(Dataset items)
..........

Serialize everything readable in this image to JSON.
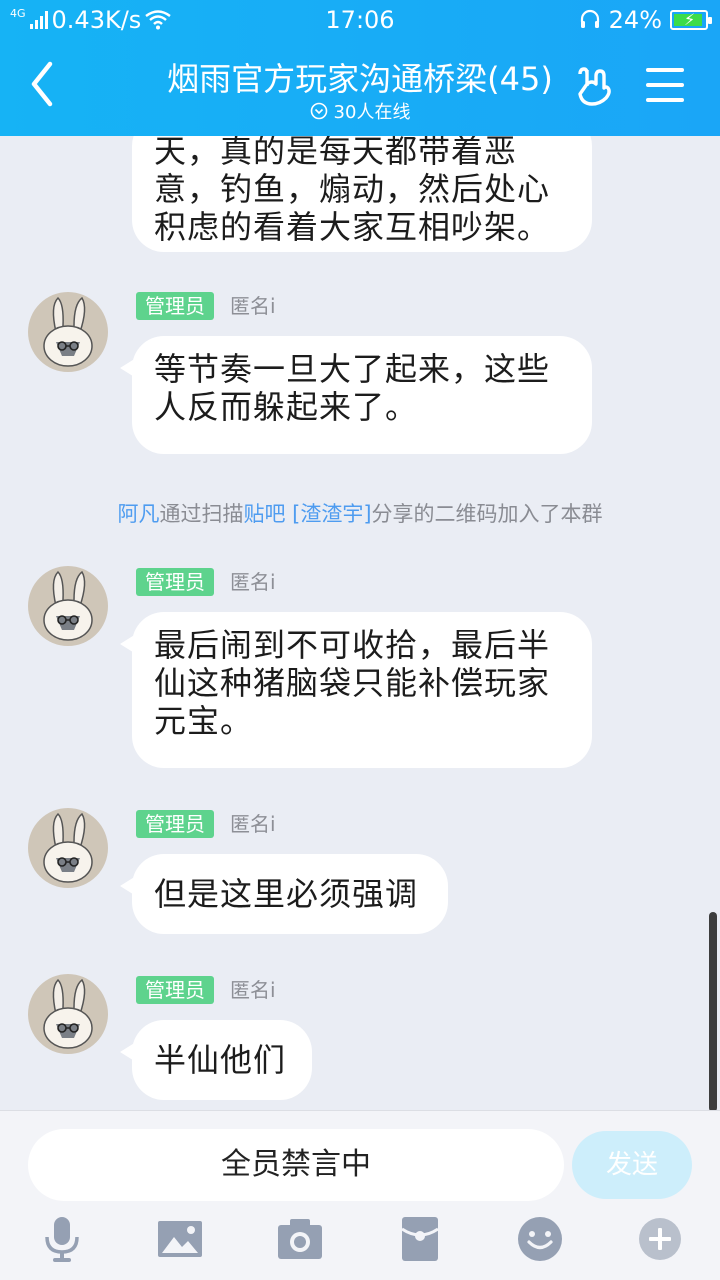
{
  "status": {
    "network_type": "4G",
    "speed": "0.43K/s",
    "time": "17:06",
    "battery": "24%"
  },
  "header": {
    "title": "烟雨官方玩家沟通桥梁(45)",
    "online": "30人在线"
  },
  "messages": {
    "m1": {
      "lines": [
        "天，真的是每天都带着恶",
        "意，钓鱼，煽动，然后处心",
        "积虑的看着大家互相吵架。"
      ]
    },
    "m2": {
      "badge": "管理员",
      "nick": "匿名i",
      "lines": [
        "等节奏一旦大了起来，这些",
        "人反而躲起来了。"
      ]
    },
    "system": {
      "user": "阿凡",
      "text1": "通过扫描",
      "source": "贴吧",
      "sharer": "[渣渣宇]",
      "text2": "分享的二维码加入了本群"
    },
    "m3": {
      "badge": "管理员",
      "nick": "匿名i",
      "lines": [
        "最后闹到不可收拾，最后半",
        "仙这种猪脑袋只能补偿玩家",
        "元宝。"
      ]
    },
    "m4": {
      "badge": "管理员",
      "nick": "匿名i",
      "lines": [
        "但是这里必须强调"
      ]
    },
    "m5": {
      "badge": "管理员",
      "nick": "匿名i",
      "lines": [
        "半仙他们"
      ]
    }
  },
  "input": {
    "mute_text": "全员禁言中",
    "send_label": "发送"
  },
  "toolbar": [
    "microphone-icon",
    "image-icon",
    "camera-icon",
    "red-packet-icon",
    "emoji-icon",
    "plus-icon"
  ],
  "colors": {
    "header": "#1aa6f7",
    "background": "#eaedf4",
    "admin_badge": "#5ed38d",
    "link": "#4e9cf0",
    "send_disabled": "#cdeefb"
  }
}
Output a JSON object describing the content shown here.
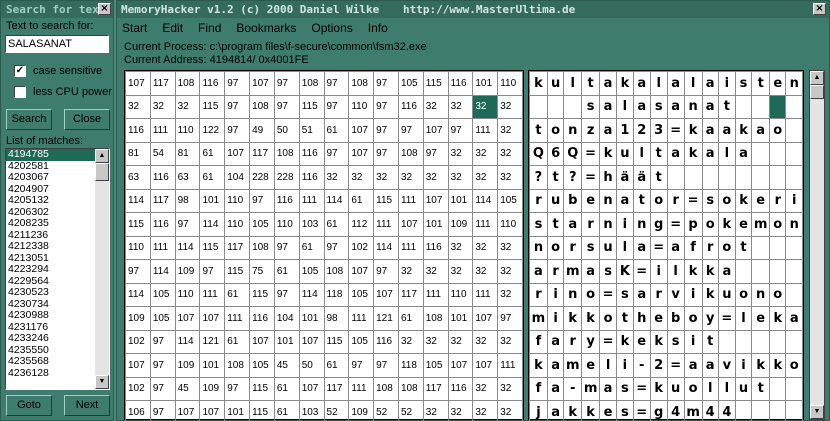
{
  "search_window": {
    "title": "Search for text",
    "close_glyph": "×",
    "prompt_label": "Text to search for:",
    "search_value": "SALASANAT",
    "case_sensitive": {
      "label": "case sensitive",
      "checked": true,
      "mark": "✓"
    },
    "less_cpu": {
      "label": "less CPU power",
      "checked": false
    },
    "search_button": "Search",
    "close_button": "Close",
    "matches_label": "List of matches:",
    "matches": [
      "4194785",
      "4202581",
      "4203067",
      "4204907",
      "4205132",
      "4206302",
      "4208235",
      "4211236",
      "4212338",
      "4213051",
      "4223294",
      "4229564",
      "4230523",
      "4230734",
      "4230988",
      "4231176",
      "4233246",
      "4235550",
      "4235568",
      "4236128"
    ],
    "selected_index": 0,
    "goto_button": "Goto",
    "next_button": "Next"
  },
  "main_window": {
    "title": "MemoryHacker v1.2 (c) 2000 Daniel Wilke",
    "url": "http://www.MasterUltima.de",
    "close_glyph": "×",
    "menu": [
      "Start",
      "Edit",
      "Find",
      "Bookmarks",
      "Options",
      "Info"
    ],
    "current_process": "Current Process: c:\\program files\\f-secure\\common\\fsm32.exe",
    "current_address": "Current Address: 4194814/ 0x4001FE",
    "highlight": {
      "row": 1,
      "col": 14
    },
    "hex_rows": [
      [
        "107",
        "117",
        "108",
        "116",
        "97",
        "107",
        "97",
        "108",
        "97",
        "108",
        "97",
        "105",
        "115",
        "116",
        "101",
        "110"
      ],
      [
        "32",
        "32",
        "32",
        "115",
        "97",
        "108",
        "97",
        "115",
        "97",
        "110",
        "97",
        "116",
        "32",
        "32",
        "32",
        "32"
      ],
      [
        "116",
        "111",
        "110",
        "122",
        "97",
        "49",
        "50",
        "51",
        "61",
        "107",
        "97",
        "97",
        "107",
        "97",
        "111",
        "32"
      ],
      [
        "81",
        "54",
        "81",
        "61",
        "107",
        "117",
        "108",
        "116",
        "97",
        "107",
        "97",
        "108",
        "97",
        "32",
        "32",
        "32"
      ],
      [
        "63",
        "116",
        "63",
        "61",
        "104",
        "228",
        "228",
        "116",
        "32",
        "32",
        "32",
        "32",
        "32",
        "32",
        "32",
        "32"
      ],
      [
        "114",
        "117",
        "98",
        "101",
        "110",
        "97",
        "116",
        "111",
        "114",
        "61",
        "115",
        "111",
        "107",
        "101",
        "114",
        "105"
      ],
      [
        "115",
        "116",
        "97",
        "114",
        "110",
        "105",
        "110",
        "103",
        "61",
        "112",
        "111",
        "107",
        "101",
        "109",
        "111",
        "110"
      ],
      [
        "110",
        "111",
        "114",
        "115",
        "117",
        "108",
        "97",
        "61",
        "97",
        "102",
        "114",
        "111",
        "116",
        "32",
        "32",
        "32"
      ],
      [
        "97",
        "114",
        "109",
        "97",
        "115",
        "75",
        "61",
        "105",
        "108",
        "107",
        "97",
        "32",
        "32",
        "32",
        "32",
        "32"
      ],
      [
        "114",
        "105",
        "110",
        "111",
        "61",
        "115",
        "97",
        "114",
        "118",
        "105",
        "107",
        "117",
        "111",
        "110",
        "111",
        "32"
      ],
      [
        "109",
        "105",
        "107",
        "107",
        "111",
        "116",
        "104",
        "101",
        "98",
        "111",
        "121",
        "61",
        "108",
        "101",
        "107",
        "97"
      ],
      [
        "102",
        "97",
        "114",
        "121",
        "61",
        "107",
        "101",
        "107",
        "115",
        "105",
        "116",
        "32",
        "32",
        "32",
        "32",
        "32"
      ],
      [
        "107",
        "97",
        "109",
        "101",
        "108",
        "105",
        "45",
        "50",
        "61",
        "97",
        "97",
        "118",
        "105",
        "107",
        "107",
        "111"
      ],
      [
        "102",
        "97",
        "45",
        "109",
        "97",
        "115",
        "61",
        "107",
        "117",
        "111",
        "108",
        "108",
        "117",
        "116",
        "32",
        "32"
      ],
      [
        "106",
        "97",
        "107",
        "107",
        "101",
        "115",
        "61",
        "103",
        "52",
        "109",
        "52",
        "52",
        "32",
        "32",
        "32",
        "32"
      ]
    ],
    "char_rows": [
      [
        "k",
        "u",
        "l",
        "t",
        "a",
        "k",
        "a",
        "l",
        "a",
        "l",
        "a",
        "i",
        "s",
        "t",
        "e",
        "n"
      ],
      [
        "",
        "",
        "",
        "s",
        "a",
        "l",
        "a",
        "s",
        "a",
        "n",
        "a",
        "t",
        "",
        "",
        "",
        ""
      ],
      [
        "t",
        "o",
        "n",
        "z",
        "a",
        "1",
        "2",
        "3",
        "=",
        "k",
        "a",
        "a",
        "k",
        "a",
        "o",
        ""
      ],
      [
        "Q",
        "6",
        "Q",
        "=",
        "k",
        "u",
        "l",
        "t",
        "a",
        "k",
        "a",
        "l",
        "a",
        "",
        "",
        ""
      ],
      [
        "?",
        "t",
        "?",
        "=",
        "h",
        "ä",
        "ä",
        "t",
        "",
        "",
        "",
        "",
        "",
        "",
        "",
        ""
      ],
      [
        "r",
        "u",
        "b",
        "e",
        "n",
        "a",
        "t",
        "o",
        "r",
        "=",
        "s",
        "o",
        "k",
        "e",
        "r",
        "i"
      ],
      [
        "s",
        "t",
        "a",
        "r",
        "n",
        "i",
        "n",
        "g",
        "=",
        "p",
        "o",
        "k",
        "e",
        "m",
        "o",
        "n"
      ],
      [
        "n",
        "o",
        "r",
        "s",
        "u",
        "l",
        "a",
        "=",
        "a",
        "f",
        "r",
        "o",
        "t",
        "",
        "",
        ""
      ],
      [
        "a",
        "r",
        "m",
        "a",
        "s",
        "K",
        "=",
        "i",
        "l",
        "k",
        "k",
        "a",
        "",
        "",
        "",
        ""
      ],
      [
        "r",
        "i",
        "n",
        "o",
        "=",
        "s",
        "a",
        "r",
        "v",
        "i",
        "k",
        "u",
        "o",
        "n",
        "o",
        ""
      ],
      [
        "m",
        "i",
        "k",
        "k",
        "o",
        "t",
        "h",
        "e",
        "b",
        "o",
        "y",
        "=",
        "l",
        "e",
        "k",
        "a"
      ],
      [
        "f",
        "a",
        "r",
        "y",
        "=",
        "k",
        "e",
        "k",
        "s",
        "i",
        "t",
        "",
        "",
        "",
        "",
        ""
      ],
      [
        "k",
        "a",
        "m",
        "e",
        "l",
        "i",
        "-",
        "2",
        "=",
        "a",
        "a",
        "v",
        "i",
        "k",
        "k",
        "o"
      ],
      [
        "f",
        "a",
        "-",
        "m",
        "a",
        "s",
        "=",
        "k",
        "u",
        "o",
        "l",
        "l",
        "u",
        "t",
        "",
        ""
      ],
      [
        "j",
        "a",
        "k",
        "k",
        "e",
        "s",
        "=",
        "g",
        "4",
        "m",
        "4",
        "4",
        "",
        "",
        "",
        ""
      ]
    ]
  }
}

..........

Your goal
List every line above that holds the word "icon".

Result below
    "microphone-icon",
    "image-icon",
    "camera-icon",
    "red-packet-icon",
    "emoji-icon",
    "plus-icon"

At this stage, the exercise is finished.